[Exercise brief] List all lines of the data containing the word "name".

[Material provided]
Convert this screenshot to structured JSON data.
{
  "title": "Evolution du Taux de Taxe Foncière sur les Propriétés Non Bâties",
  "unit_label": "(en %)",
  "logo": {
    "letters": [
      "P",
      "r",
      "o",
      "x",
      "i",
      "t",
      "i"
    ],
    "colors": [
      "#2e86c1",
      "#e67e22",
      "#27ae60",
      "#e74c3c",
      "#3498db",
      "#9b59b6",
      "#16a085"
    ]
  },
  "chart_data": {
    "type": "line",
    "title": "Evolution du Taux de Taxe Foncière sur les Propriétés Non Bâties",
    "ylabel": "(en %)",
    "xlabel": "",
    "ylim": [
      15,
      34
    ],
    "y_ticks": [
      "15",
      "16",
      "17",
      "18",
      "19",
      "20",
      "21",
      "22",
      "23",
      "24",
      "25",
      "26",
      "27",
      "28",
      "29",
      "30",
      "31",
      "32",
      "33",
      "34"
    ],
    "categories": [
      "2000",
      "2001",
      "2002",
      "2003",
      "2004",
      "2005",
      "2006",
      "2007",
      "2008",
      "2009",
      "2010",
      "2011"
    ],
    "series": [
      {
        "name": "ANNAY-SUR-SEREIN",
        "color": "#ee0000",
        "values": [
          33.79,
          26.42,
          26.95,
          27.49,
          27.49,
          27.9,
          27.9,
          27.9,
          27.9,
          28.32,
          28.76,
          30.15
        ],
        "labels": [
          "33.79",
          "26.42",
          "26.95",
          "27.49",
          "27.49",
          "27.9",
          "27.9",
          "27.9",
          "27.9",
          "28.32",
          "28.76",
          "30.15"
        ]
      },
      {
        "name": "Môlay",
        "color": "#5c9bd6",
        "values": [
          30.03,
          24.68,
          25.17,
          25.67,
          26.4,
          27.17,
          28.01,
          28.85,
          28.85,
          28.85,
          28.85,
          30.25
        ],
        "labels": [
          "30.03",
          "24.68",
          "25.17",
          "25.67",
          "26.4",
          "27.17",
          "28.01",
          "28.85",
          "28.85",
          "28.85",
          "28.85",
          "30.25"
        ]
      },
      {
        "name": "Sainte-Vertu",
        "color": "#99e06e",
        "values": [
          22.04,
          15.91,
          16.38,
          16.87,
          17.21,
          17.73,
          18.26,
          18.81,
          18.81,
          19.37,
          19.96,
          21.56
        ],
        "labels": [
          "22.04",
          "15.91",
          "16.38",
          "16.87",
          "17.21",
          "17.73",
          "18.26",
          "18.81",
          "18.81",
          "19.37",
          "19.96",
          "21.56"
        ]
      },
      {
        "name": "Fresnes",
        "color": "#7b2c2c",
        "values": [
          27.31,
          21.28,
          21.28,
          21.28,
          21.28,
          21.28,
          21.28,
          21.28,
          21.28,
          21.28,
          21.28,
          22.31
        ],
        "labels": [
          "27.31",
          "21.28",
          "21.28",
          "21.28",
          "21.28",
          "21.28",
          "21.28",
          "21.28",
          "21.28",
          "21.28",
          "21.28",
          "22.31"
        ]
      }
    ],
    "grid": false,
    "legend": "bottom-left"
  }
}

[Answer to the problem]
        "name": "ANNAY-SUR-SEREIN",
        "name": "Môlay",
        "name": "Sainte-Vertu",
        "name": "Fresnes",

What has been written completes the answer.